# WRITTEN EXERCISE
Quote exactly, and only, the lines from the one with "Output the text content of this document." through the end of the listing.

>> begin INFORMATION GIVEN

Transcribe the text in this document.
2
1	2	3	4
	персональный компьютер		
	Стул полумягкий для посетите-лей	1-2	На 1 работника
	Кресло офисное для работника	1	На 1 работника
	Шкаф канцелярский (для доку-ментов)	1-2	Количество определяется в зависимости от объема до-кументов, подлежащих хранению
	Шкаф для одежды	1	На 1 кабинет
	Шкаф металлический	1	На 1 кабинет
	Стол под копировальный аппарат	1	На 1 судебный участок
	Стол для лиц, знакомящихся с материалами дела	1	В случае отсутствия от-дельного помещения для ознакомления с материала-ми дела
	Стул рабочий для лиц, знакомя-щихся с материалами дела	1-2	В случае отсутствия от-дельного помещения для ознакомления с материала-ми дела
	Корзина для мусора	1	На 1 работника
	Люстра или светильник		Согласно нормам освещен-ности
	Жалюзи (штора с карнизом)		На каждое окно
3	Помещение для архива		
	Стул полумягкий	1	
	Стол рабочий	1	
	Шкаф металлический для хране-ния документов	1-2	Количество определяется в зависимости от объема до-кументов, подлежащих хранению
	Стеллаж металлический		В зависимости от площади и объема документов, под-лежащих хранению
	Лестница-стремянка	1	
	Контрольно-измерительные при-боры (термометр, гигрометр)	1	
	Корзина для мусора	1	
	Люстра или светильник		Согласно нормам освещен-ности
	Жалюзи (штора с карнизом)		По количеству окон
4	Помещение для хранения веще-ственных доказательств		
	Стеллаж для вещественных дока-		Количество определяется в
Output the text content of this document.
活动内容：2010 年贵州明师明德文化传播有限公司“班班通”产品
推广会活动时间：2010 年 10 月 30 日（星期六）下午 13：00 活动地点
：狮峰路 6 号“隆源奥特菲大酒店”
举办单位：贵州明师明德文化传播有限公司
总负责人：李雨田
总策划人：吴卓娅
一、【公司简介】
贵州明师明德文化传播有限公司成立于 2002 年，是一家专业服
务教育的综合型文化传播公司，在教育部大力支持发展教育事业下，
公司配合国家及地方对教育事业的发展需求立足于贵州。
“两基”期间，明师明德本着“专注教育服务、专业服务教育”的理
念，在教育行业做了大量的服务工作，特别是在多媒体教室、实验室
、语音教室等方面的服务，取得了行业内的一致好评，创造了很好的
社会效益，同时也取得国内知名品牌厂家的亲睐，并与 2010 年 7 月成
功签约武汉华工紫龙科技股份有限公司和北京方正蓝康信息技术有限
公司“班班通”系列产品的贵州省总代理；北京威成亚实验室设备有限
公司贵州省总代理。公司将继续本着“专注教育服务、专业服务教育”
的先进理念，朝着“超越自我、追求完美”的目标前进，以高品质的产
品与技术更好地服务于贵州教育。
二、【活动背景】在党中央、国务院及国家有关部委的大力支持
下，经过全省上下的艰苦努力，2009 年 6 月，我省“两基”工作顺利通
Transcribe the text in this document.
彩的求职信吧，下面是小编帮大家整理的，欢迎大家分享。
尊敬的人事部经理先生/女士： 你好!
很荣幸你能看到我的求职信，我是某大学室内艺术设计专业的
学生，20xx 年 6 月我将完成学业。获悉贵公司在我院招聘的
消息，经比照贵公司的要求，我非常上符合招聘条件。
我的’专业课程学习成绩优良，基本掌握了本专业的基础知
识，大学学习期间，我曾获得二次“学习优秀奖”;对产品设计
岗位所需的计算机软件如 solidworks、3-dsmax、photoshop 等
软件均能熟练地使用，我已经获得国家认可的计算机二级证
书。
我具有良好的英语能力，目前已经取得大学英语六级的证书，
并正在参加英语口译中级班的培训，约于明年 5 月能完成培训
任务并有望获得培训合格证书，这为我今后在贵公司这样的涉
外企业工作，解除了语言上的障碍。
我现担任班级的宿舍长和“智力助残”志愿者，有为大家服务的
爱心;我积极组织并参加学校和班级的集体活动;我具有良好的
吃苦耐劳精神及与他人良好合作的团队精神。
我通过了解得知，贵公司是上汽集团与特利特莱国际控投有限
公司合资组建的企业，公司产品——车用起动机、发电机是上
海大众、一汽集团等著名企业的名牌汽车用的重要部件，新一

>> end INFORMATION GIVEN

# FINAL RESULT
Output the text content of this document.
活动内容：2010 年贵州明师明德文化传播有限公司“班班通”产品
推广会活动时间：2010 年 10 月 30 日（星期六）下午 13：00 活动地点
：狮峰路 6 号“隆源奥特菲大酒店”
举办单位：贵州明师明德文化传播有限公司
总负责人：李雨田
总策划人：吴卓娅
一、【公司简介】
贵州明师明德文化传播有限公司成立于 2002 年，是一家专业服
务教育的综合型文化传播公司，在教育部大力支持发展教育事业下，
公司配合国家及地方对教育事业的发展需求立足于贵州。
“两基”期间，明师明德本着“专注教育服务、专业服务教育”的理
念，在教育行业做了大量的服务工作，特别是在多媒体教室、实验室
、语音教室等方面的服务，取得了行业内的一致好评，创造了很好的
社会效益，同时也取得国内知名品牌厂家的亲睐，并与 2010 年 7 月成
功签约武汉华工紫龙科技股份有限公司和北京方正蓝康信息技术有限
公司“班班通”系列产品的贵州省总代理；北京威成亚实验室设备有限
公司贵州省总代理。公司将继续本着“专注教育服务、专业服务教育”
的先进理念，朝着“超越自我、追求完美”的目标前进，以高品质的产
品与技术更好地服务于贵州教育。
二、【活动背景】在党中央、国务院及国家有关部委的大力支持
下，经过全省上下的艰苦努力，2009 年 6 月，我省“两基”工作顺利通
Transcribe the text in this document.
彩的求职信吧，下面是小编帮大家整理的，欢迎大家分享。
尊敬的人事部经理先生/女士： 你好!
很荣幸你能看到我的求职信，我是某大学室内艺术设计专业的
学生，20xx 年 6 月我将完成学业。获悉贵公司在我院招聘的
消息，经比照贵公司的要求，我非常上符合招聘条件。
我的’专业课程学习成绩优良，基本掌握了本专业的基础知
识，大学学习期间，我曾获得二次“学习优秀奖”;对产品设计
岗位所需的计算机软件如 solidworks、3-dsmax、photoshop 等
软件均能熟练地使用，我已经获得国家认可的计算机二级证
书。
我具有良好的英语能力，目前已经取得大学英语六级的证书，
并正在参加英语口译中级班的培训，约于明年 5 月能完成培训
任务并有望获得培训合格证书，这为我今后在贵公司这样的涉
外企业工作，解除了语言上的障碍。
我现担任班级的宿舍长和“智力助残”志愿者，有为大家服务的
爱心;我积极组织并参加学校和班级的集体活动;我具有良好的
吃苦耐劳精神及与他人良好合作的团队精神。
我通过了解得知，贵公司是上汽集团与特利特莱国际控投有限
公司合资组建的企业，公司产品——车用起动机、发电机是上
海大众、一汽集团等著名企业的名牌汽车用的重要部件，新一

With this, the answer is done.